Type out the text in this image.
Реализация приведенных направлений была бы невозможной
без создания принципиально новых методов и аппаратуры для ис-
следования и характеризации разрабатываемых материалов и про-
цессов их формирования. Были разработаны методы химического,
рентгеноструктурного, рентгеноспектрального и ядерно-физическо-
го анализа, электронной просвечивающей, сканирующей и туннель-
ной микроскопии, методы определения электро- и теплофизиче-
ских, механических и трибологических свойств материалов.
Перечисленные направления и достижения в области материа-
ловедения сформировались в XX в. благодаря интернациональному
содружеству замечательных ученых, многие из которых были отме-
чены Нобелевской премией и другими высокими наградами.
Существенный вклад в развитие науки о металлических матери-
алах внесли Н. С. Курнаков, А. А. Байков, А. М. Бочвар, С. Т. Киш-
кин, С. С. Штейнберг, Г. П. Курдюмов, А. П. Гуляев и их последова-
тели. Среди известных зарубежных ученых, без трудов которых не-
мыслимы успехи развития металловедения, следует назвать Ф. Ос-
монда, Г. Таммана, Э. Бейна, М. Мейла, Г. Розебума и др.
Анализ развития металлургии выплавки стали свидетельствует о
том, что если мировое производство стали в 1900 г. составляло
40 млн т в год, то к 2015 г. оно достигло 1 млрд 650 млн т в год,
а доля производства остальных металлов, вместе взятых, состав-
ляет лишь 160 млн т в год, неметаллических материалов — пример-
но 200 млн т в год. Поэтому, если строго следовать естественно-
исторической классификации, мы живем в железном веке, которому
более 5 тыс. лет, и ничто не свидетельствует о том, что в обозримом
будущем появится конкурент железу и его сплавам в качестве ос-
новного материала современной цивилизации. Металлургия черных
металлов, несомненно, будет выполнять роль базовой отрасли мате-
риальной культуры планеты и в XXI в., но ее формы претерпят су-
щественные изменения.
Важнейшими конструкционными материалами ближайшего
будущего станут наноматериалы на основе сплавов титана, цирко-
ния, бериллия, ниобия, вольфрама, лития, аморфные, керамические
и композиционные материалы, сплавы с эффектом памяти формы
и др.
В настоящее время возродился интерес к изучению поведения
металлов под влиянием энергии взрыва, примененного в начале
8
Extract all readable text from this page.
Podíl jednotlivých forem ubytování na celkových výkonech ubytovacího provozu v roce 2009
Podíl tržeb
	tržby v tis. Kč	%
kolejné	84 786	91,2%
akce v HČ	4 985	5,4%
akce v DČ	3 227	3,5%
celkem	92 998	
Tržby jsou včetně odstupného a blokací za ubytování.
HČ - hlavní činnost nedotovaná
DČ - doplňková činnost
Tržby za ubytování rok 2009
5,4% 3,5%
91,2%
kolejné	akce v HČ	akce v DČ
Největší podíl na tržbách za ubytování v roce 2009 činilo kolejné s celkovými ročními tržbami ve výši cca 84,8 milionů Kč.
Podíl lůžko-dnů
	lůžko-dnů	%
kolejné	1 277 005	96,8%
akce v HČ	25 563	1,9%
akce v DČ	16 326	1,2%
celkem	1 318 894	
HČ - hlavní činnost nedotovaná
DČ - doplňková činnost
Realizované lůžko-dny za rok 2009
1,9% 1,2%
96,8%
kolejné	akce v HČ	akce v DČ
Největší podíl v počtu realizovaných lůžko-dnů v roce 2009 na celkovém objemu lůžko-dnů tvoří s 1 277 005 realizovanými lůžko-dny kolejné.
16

......

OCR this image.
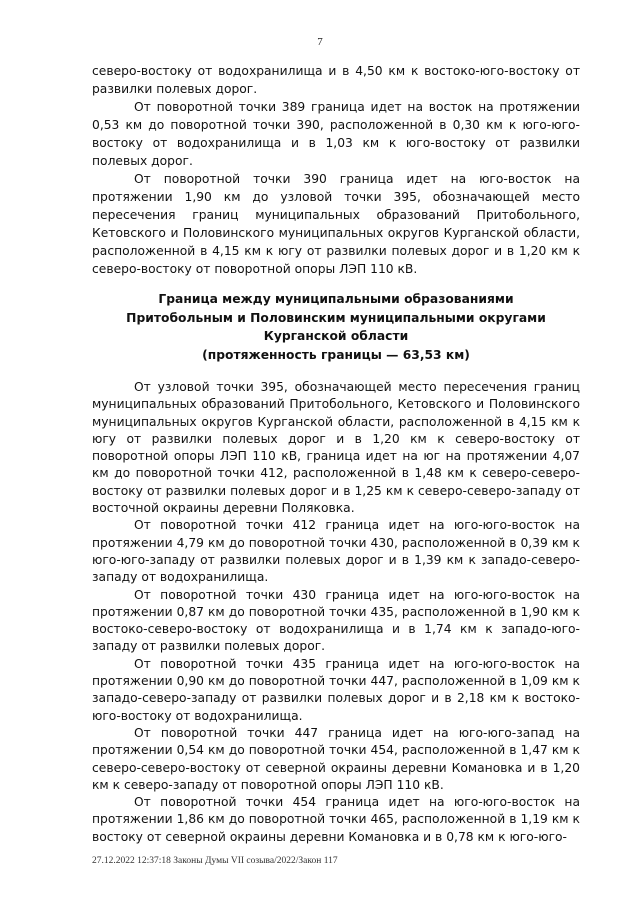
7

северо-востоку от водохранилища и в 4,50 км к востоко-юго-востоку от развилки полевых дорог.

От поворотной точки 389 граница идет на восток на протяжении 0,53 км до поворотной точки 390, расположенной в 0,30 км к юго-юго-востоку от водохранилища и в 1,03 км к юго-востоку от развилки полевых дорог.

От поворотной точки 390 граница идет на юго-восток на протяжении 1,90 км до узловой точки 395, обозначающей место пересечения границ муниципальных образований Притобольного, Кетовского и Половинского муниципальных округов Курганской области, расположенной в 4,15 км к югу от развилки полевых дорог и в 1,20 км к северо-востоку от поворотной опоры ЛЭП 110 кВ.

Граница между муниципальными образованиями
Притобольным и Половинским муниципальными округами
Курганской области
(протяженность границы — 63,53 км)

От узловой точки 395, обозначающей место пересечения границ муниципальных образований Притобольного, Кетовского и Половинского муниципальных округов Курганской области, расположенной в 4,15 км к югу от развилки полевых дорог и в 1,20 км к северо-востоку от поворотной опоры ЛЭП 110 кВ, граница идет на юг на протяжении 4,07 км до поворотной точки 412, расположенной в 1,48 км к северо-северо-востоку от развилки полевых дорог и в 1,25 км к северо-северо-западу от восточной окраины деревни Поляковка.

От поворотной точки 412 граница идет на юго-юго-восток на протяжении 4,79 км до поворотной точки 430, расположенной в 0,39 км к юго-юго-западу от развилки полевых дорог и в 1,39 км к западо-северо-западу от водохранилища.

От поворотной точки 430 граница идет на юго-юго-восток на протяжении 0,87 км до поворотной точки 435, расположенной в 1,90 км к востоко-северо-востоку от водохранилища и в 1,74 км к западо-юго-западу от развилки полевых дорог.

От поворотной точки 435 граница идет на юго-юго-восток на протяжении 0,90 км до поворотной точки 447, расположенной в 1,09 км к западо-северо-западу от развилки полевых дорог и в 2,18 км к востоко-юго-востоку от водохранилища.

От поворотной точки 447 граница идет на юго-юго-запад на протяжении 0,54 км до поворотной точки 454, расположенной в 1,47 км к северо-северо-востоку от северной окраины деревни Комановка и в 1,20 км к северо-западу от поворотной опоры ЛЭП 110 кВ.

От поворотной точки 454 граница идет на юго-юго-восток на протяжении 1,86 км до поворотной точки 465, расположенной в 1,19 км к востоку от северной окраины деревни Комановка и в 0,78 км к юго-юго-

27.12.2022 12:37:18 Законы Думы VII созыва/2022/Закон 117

......

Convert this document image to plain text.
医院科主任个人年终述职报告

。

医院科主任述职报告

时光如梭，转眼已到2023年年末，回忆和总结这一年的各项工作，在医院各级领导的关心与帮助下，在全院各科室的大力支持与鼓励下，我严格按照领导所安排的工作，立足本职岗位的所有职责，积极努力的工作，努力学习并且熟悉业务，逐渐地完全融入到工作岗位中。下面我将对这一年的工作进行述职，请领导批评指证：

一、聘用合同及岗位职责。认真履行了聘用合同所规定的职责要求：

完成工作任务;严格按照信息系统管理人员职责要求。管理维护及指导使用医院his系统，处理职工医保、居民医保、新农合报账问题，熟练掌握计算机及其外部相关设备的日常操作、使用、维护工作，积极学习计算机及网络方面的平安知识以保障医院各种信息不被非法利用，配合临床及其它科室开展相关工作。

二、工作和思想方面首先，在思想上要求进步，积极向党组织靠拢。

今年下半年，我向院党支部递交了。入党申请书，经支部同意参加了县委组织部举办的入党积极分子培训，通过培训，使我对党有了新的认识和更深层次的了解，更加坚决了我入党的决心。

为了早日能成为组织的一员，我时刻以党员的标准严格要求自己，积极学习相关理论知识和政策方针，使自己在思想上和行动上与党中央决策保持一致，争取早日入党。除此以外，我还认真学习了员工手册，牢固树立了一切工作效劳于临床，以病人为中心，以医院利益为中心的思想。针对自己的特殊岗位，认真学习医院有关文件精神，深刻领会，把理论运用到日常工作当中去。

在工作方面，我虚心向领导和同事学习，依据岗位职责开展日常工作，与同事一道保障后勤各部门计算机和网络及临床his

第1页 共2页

......

PROBLEM REQUIREMENTS → In the entries above, find each line with the word "развития" and show it.

TASK OUTPUT →
мыслимы успехи развития металловедения, следует назвать Ф. Ос-
Анализ развития металлургии выплавки стали свидетельствует о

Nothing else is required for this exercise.